• EXCERPTED PASSAGE:
Not that it matters in the moment, but hypothetically how would one fix a power leak like this? From the zuck perspective, how do you seal the pipes and send the little journos scurrying off to some other pond. For some scrappy underdog competitor like Parler it's not even obvious that they generate power, which is why the "cathedral" just goes right over their head to their hosting and payment processing providers and has them crushed like insects. But the press can't threaten Facebook's host. It is its own host. It's extremely unlikely the press could threaten its bank either. It could support unraveling 230, but Facebook could afford this, so that's not it.

The press could try to make Facebook seem very uncool, but this stopped being a problem a long time ago. The press represent the adults, so whatever they say is cool becomes lame for the kids; whatever they say is lame becomes cool for the kids. In any case, while Facebook is very lame, grandma thinks it's cool and if you want to talk to grandma or see what she had for lunch you have to do it on Facebook. So the kids are still on Facebook. Facebook owns both the adults and the kids demos.

• DATA SHOWN:
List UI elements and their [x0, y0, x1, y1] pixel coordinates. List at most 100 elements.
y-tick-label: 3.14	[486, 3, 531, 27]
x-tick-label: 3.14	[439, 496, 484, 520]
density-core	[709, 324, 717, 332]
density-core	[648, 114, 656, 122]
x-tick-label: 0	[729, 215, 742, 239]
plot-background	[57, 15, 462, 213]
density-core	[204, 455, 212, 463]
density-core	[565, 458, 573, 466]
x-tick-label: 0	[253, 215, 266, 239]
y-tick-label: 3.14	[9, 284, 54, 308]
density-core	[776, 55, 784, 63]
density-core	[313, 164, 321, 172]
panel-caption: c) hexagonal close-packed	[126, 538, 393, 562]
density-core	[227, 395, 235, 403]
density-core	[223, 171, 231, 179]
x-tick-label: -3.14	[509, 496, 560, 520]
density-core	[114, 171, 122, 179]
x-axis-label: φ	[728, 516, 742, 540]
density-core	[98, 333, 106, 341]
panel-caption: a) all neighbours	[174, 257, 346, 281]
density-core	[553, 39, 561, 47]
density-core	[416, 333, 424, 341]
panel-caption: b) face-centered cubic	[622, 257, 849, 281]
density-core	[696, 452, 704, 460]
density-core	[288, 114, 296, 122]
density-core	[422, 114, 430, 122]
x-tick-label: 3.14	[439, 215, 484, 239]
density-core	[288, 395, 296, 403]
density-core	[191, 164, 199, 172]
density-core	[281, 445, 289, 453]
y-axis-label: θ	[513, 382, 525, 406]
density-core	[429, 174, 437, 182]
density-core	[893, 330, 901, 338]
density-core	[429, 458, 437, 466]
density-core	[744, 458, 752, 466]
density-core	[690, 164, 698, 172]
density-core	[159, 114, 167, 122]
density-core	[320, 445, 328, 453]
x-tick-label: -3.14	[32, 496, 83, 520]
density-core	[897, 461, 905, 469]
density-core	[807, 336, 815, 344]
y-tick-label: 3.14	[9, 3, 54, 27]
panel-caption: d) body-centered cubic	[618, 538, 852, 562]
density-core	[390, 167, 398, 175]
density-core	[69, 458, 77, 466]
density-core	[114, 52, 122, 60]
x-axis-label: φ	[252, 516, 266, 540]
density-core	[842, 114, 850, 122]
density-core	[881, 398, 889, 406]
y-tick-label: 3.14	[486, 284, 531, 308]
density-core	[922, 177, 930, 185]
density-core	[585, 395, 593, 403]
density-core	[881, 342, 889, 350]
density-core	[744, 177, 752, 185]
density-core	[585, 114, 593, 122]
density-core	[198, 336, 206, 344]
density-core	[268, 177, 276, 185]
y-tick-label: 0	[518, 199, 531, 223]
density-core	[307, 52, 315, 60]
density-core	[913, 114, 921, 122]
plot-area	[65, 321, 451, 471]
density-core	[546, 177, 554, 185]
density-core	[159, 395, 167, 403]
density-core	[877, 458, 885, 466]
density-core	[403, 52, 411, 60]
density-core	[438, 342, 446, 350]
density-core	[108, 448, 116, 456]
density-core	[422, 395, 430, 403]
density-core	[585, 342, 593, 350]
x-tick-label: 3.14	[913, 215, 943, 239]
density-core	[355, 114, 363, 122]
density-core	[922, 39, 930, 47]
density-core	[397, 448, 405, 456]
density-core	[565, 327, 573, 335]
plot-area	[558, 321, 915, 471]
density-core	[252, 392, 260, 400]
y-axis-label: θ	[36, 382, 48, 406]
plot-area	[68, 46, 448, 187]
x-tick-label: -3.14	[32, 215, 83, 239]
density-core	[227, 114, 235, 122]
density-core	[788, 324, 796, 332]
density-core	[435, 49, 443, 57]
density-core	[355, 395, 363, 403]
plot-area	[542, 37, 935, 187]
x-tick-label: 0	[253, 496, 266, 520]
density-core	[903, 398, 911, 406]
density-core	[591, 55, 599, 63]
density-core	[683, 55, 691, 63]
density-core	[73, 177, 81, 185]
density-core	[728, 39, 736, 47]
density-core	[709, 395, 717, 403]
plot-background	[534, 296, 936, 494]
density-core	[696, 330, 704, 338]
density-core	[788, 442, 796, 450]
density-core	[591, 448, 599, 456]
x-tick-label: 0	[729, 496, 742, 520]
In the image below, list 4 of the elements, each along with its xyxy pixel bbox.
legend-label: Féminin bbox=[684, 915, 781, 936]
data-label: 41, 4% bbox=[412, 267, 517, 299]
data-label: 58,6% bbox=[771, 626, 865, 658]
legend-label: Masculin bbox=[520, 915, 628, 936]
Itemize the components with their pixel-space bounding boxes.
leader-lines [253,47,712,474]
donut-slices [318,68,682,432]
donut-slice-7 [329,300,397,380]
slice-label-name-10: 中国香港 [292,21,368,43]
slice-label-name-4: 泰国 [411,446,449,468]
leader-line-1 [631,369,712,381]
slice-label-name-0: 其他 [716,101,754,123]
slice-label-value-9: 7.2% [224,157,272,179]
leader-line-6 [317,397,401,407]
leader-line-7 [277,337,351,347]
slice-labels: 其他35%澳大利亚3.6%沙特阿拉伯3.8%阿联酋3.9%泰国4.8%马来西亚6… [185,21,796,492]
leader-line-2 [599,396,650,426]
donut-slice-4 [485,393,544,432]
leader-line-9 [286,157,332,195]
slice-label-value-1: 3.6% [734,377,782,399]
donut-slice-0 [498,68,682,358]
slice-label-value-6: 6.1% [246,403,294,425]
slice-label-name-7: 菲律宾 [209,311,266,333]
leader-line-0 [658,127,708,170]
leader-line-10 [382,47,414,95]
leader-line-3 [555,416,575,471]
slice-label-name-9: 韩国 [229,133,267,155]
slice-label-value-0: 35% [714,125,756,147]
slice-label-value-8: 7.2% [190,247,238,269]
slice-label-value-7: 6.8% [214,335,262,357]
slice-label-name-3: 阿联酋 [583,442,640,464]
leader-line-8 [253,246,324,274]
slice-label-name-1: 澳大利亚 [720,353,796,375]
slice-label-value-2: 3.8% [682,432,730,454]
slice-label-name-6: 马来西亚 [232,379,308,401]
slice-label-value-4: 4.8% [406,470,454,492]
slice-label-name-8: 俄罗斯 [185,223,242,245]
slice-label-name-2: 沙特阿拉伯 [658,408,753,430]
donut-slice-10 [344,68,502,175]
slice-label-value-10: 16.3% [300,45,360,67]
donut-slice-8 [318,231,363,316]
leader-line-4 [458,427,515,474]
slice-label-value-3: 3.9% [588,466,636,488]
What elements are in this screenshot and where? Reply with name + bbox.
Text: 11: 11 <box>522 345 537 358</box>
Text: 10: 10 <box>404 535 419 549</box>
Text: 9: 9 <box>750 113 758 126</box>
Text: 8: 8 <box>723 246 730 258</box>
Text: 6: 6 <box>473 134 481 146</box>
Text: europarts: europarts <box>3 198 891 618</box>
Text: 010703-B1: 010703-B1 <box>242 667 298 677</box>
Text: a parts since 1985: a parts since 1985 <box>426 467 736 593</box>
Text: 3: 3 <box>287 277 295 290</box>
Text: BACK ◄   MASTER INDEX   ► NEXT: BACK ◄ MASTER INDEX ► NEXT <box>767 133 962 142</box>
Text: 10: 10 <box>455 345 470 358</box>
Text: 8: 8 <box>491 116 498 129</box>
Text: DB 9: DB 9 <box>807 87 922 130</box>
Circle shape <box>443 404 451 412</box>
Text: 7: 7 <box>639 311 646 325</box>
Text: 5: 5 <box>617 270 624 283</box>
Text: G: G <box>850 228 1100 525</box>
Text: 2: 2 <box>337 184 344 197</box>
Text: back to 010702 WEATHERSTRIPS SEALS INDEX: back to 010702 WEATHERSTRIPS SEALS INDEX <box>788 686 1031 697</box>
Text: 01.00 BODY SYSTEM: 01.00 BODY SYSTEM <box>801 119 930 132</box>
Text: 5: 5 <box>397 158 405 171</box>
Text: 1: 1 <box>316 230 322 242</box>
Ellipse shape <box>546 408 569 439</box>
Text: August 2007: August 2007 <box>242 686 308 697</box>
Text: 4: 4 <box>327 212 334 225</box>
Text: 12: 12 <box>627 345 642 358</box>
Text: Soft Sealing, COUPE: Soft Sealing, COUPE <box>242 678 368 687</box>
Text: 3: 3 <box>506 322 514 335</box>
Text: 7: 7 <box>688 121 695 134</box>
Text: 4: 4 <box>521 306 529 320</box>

• PROBLEM SET:
a: Write out everything in the passage on Facebook and the press from "The press could try" down to "the kids demos.".
b: In the passage on Facebook and the press, why can't the press threaten Facebook's host?
Rely only on the text itself.

• ANSWERS TO THIS EXERCISE:
a:
The press could try to make Facebook seem very uncool, but this stopped being a problem a long time ago. The press represent the adults, so whatever they say is cool becomes lame for the kids; whatever they say is lame becomes cool for the kids. In any case, while Facebook is very lame, grandma thinks it's cool and if you want to talk to grandma or see what she had for lunch you have to do it on Facebook. So the kids are still on Facebook. Facebook owns both the adults and the kids demos.

b: Facebook is its own host.